● **What this task involves**:
Provide the number of lines where the word "main" occurs, and no other text.

Collected data:
###
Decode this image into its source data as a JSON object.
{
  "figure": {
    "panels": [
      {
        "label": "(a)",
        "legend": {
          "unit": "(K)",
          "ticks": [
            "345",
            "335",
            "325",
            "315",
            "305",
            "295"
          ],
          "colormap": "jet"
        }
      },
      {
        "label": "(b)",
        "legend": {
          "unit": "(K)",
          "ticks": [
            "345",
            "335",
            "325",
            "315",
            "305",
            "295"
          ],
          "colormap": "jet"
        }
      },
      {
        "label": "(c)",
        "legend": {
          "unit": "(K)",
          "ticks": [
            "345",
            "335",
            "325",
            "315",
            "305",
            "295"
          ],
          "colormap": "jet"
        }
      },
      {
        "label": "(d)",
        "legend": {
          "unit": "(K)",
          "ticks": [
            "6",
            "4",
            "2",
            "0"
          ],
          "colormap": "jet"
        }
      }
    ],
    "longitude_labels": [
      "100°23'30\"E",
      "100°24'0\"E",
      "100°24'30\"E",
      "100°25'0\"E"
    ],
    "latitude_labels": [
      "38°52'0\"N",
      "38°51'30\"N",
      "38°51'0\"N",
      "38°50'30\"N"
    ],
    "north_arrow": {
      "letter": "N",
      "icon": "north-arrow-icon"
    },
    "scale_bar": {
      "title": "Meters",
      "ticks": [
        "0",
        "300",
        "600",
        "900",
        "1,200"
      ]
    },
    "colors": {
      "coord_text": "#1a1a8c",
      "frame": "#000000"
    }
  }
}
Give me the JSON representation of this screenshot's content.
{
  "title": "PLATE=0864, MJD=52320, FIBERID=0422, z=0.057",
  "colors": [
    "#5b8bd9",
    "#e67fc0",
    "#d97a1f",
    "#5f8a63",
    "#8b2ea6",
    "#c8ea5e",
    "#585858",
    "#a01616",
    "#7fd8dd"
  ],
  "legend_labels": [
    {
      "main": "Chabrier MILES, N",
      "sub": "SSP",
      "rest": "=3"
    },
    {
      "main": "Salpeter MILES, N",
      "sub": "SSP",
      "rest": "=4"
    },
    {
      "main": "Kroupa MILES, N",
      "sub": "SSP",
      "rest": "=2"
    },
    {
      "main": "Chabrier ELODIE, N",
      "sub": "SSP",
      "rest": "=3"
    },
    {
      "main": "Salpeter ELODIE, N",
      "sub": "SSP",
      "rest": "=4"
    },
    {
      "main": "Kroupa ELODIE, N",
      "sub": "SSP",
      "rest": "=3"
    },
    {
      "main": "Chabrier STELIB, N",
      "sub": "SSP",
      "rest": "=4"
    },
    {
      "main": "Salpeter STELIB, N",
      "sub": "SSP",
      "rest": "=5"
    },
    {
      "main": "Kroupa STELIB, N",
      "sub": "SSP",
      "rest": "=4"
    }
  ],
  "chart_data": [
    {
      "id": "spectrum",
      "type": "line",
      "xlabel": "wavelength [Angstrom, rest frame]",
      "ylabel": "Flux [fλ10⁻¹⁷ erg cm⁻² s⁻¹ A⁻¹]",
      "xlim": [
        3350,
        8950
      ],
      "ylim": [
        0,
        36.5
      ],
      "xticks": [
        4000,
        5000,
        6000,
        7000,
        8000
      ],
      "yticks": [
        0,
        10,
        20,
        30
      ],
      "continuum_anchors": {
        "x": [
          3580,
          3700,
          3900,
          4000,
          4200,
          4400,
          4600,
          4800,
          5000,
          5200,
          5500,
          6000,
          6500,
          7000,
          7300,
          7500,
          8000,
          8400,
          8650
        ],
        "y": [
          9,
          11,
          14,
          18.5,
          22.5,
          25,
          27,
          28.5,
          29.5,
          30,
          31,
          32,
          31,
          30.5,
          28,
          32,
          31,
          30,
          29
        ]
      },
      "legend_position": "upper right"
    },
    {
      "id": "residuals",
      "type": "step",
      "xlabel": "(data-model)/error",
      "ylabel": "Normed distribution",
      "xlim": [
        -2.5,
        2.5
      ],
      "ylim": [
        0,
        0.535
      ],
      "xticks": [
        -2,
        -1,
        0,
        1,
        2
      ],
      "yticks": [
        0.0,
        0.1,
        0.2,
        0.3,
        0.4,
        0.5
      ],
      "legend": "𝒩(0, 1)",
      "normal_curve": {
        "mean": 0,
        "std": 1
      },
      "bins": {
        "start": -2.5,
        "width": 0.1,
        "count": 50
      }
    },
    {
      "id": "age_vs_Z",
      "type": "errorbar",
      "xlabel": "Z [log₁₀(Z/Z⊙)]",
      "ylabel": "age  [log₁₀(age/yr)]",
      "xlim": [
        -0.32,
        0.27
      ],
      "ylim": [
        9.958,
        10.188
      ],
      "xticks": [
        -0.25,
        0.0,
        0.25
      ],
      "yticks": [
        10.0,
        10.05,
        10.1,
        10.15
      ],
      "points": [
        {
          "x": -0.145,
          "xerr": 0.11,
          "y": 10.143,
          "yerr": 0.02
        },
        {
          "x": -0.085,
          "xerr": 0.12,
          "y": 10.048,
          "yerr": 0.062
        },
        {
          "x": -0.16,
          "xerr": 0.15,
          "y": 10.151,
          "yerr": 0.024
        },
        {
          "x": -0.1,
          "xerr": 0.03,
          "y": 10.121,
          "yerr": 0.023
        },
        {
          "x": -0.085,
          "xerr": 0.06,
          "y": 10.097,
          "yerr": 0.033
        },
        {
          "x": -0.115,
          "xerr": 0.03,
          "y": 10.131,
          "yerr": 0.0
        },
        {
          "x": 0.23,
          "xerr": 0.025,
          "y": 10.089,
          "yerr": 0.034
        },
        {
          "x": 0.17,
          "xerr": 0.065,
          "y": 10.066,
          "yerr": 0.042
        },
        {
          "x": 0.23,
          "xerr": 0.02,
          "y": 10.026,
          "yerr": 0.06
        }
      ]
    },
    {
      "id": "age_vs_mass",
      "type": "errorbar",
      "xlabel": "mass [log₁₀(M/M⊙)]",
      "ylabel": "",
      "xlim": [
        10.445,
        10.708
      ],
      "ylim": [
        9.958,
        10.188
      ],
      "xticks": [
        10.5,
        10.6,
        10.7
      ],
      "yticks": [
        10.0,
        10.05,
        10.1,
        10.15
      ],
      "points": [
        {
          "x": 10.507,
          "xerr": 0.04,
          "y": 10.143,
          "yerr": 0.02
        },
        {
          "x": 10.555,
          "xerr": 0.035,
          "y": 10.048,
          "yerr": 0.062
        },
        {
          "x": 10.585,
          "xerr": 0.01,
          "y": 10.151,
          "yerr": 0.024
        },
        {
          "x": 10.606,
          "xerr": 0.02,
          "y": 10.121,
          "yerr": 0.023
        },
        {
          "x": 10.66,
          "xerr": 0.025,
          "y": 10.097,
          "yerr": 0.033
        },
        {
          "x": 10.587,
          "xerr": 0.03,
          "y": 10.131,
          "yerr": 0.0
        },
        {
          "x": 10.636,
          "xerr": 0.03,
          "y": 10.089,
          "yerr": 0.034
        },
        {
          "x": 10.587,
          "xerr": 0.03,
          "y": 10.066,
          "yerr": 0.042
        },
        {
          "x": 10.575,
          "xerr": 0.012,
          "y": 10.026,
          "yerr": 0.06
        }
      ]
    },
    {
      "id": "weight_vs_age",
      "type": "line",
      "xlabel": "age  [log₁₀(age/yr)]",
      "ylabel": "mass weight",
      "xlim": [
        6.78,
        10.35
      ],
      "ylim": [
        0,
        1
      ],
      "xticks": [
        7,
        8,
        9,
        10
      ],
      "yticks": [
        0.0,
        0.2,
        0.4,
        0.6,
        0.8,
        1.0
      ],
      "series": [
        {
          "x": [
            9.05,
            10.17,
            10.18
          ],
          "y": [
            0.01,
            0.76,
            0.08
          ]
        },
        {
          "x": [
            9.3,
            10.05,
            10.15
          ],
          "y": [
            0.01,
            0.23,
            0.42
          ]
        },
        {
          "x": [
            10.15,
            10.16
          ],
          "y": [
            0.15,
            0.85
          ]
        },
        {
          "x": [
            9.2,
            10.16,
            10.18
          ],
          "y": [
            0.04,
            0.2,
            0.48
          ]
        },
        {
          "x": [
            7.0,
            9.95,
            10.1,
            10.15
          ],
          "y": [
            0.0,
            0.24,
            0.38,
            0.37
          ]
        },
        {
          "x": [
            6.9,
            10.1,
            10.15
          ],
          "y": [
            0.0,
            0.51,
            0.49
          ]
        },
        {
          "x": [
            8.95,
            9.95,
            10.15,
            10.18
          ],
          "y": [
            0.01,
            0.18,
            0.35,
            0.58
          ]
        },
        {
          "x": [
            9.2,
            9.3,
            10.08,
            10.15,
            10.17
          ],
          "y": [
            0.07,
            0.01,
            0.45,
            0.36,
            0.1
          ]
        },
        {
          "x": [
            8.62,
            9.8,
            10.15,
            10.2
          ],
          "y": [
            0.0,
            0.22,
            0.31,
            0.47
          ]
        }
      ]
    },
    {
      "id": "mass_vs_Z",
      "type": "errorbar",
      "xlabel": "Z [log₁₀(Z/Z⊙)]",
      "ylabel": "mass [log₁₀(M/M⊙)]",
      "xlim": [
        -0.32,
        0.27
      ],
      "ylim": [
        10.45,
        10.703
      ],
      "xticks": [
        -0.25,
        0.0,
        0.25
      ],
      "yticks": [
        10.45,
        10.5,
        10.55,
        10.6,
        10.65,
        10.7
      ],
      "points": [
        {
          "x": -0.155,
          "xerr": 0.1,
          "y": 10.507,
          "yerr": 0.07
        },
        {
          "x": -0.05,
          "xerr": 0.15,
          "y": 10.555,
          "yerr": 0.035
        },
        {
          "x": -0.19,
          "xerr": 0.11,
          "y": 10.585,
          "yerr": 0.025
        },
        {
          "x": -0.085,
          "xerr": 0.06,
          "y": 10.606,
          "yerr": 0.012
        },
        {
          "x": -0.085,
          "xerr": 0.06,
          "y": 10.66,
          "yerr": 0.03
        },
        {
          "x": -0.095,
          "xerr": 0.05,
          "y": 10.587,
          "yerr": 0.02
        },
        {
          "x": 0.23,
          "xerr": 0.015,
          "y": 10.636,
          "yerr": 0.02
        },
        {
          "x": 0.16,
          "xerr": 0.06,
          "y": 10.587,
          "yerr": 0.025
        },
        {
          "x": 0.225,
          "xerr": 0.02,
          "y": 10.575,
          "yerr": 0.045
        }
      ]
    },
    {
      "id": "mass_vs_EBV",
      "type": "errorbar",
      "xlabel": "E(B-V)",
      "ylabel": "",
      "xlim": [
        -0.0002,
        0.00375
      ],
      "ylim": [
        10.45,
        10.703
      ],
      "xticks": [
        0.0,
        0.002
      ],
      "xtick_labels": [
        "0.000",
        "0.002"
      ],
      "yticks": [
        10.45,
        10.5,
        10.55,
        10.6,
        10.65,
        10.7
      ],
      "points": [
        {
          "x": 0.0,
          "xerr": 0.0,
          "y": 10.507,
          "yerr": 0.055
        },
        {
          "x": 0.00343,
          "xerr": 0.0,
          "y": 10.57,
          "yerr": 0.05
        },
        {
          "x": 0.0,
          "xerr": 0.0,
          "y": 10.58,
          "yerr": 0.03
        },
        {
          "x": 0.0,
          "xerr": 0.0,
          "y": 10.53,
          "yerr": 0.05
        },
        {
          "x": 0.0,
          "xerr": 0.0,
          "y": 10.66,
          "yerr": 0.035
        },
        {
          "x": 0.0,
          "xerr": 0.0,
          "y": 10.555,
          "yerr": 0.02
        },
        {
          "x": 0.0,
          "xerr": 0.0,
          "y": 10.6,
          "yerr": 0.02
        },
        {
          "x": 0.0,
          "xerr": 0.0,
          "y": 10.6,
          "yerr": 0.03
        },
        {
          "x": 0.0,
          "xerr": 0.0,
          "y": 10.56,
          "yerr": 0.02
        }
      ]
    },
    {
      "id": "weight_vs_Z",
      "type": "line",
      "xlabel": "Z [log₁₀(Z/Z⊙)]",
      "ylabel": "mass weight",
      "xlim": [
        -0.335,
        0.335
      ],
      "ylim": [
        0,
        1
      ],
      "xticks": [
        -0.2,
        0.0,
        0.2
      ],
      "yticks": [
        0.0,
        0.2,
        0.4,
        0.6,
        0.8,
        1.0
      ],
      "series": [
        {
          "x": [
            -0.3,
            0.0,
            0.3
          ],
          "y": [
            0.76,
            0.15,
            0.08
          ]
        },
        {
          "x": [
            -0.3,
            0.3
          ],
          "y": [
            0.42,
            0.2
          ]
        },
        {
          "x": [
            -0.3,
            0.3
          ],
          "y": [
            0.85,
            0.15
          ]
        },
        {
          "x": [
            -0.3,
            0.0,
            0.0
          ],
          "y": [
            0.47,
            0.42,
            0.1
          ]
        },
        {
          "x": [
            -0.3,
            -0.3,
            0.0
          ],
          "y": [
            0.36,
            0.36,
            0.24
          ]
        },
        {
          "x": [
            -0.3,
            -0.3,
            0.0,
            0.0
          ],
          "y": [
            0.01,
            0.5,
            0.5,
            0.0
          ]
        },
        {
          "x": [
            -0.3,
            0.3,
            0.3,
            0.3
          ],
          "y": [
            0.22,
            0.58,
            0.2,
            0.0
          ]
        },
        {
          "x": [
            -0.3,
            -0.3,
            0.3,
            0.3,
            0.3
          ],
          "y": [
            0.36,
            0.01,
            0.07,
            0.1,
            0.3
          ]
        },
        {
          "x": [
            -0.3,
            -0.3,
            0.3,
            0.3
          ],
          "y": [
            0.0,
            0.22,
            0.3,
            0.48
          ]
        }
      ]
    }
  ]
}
###
● **Response to this exercise**:
9